What to work on :: Could every line of the data be printed exactly as it reads?

Stored records
+===+

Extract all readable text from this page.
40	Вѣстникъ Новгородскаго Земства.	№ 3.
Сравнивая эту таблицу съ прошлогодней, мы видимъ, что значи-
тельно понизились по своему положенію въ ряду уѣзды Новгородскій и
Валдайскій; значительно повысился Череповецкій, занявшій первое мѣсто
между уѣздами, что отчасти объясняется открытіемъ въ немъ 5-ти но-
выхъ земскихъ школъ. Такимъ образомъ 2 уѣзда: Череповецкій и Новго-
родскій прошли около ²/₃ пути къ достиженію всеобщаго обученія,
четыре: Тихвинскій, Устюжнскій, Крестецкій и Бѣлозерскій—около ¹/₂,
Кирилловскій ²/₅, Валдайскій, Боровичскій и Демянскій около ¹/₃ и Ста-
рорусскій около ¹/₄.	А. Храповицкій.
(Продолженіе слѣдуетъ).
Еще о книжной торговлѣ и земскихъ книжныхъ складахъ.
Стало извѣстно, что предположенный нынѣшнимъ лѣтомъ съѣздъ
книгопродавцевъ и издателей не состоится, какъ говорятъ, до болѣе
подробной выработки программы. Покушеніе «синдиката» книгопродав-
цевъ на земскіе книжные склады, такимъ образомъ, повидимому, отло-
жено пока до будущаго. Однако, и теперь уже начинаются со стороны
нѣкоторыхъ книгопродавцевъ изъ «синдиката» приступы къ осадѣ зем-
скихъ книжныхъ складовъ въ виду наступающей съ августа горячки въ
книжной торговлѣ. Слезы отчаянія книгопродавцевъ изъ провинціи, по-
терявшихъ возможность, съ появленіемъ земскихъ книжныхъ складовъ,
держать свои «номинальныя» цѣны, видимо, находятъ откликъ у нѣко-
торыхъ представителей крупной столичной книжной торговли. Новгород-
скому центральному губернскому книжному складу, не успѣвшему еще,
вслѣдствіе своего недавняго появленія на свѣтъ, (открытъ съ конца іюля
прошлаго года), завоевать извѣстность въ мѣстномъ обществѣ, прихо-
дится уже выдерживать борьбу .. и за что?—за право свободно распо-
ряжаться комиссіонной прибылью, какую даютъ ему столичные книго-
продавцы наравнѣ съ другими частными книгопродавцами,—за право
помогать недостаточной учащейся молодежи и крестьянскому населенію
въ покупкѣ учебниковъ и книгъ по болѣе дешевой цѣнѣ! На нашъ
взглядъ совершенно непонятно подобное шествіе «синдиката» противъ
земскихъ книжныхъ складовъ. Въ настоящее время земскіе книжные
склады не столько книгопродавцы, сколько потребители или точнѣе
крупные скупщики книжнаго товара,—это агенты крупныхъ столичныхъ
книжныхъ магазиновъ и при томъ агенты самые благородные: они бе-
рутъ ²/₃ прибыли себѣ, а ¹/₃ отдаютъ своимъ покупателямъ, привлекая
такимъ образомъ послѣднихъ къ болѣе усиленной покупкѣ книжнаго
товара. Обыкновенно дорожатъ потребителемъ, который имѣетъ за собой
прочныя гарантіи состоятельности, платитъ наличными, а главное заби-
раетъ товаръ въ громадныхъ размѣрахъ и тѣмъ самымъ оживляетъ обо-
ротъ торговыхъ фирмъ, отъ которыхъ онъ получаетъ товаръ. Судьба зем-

+===+

Written solution ::
Extract all readable text from this page.
40	Вѣстникъ Новгородскаго Земства.	№ 3.
Сравнивая эту таблицу съ прошлогодней, мы видимъ, что значи-
тельно понизились по своему положенію въ ряду уѣзды Новгородскій и
Валдайскій; значительно повысился Череповецкій, занявшій первое мѣсто
между уѣздами, что отчасти объясняется открытіемъ въ немъ 5-ти но-
выхъ земскихъ школъ. Такимъ образомъ 2 уѣзда: Череповецкій и Новго-
родскій прошли около ²/₃ пути къ достиженію всеобщаго обученія,
четыре: Тихвинскій, Устюжнскій, Крестецкій и Бѣлозерскій—около ¹/₂,
Кирилловскій ²/₅, Валдайскій, Боровичскій и Демянскій около ¹/₃ и Ста-
рорусскій около ¹/₄.	А. Храповицкій.
(Продолженіе слѣдуетъ).
Еще о книжной торговлѣ и земскихъ книжныхъ складахъ.
Стало извѣстно, что предположенный нынѣшнимъ лѣтомъ съѣздъ
книгопродавцевъ и издателей не состоится, какъ говорятъ, до болѣе
подробной выработки программы. Покушеніе «синдиката» книгопродав-
цевъ на земскіе книжные склады, такимъ образомъ, повидимому, отло-
жено пока до будущаго. Однако, и теперь уже начинаются со стороны
нѣкоторыхъ книгопродавцевъ изъ «синдиката» приступы къ осадѣ зем-
скихъ книжныхъ складовъ въ виду наступающей съ августа горячки въ
книжной торговлѣ. Слезы отчаянія книгопродавцевъ изъ провинціи, по-
терявшихъ возможность, съ появленіемъ земскихъ книжныхъ складовъ,
держать свои «номинальныя» цѣны, видимо, находятъ откликъ у нѣко-
торыхъ представителей крупной столичной книжной торговли. Новгород-
скому центральному губернскому книжному складу, не успѣвшему еще,
вслѣдствіе своего недавняго появленія на свѣтъ, (открытъ съ конца іюля
прошлаго года), завоевать извѣстность въ мѣстномъ обществѣ, прихо-
дится уже выдерживать борьбу .. и за что?—за право свободно распо-
ряжаться комиссіонной прибылью, какую даютъ ему столичные книго-
продавцы наравнѣ съ другими частными книгопродавцами,—за право
помогать недостаточной учащейся молодежи и крестьянскому населенію
въ покупкѣ учебниковъ и книгъ по болѣе дешевой цѣнѣ! На нашъ
взглядъ совершенно непонятно подобное шествіе «синдиката» противъ
земскихъ книжныхъ складовъ. Въ настоящее время земскіе книжные
склады не столько книгопродавцы, сколько потребители или точнѣе
крупные скупщики книжнаго товара,—это агенты крупныхъ столичныхъ
книжныхъ магазиновъ и при томъ агенты самые благородные: они бе-
рутъ ²/₃ прибыли себѣ, а ¹/₃ отдаютъ своимъ покупателямъ, привлекая
такимъ образомъ послѣднихъ къ болѣе усиленной покупкѣ книжнаго
товара. Обыкновенно дорожатъ потребителемъ, который имѣетъ за собой
прочныя гарантіи состоятельности, платитъ наличными, а главное заби-
раетъ товаръ въ громадныхъ размѣрахъ и тѣмъ самымъ оживляетъ обо-
ротъ торговыхъ фирмъ, отъ которыхъ онъ получаетъ товаръ. Судьба зем-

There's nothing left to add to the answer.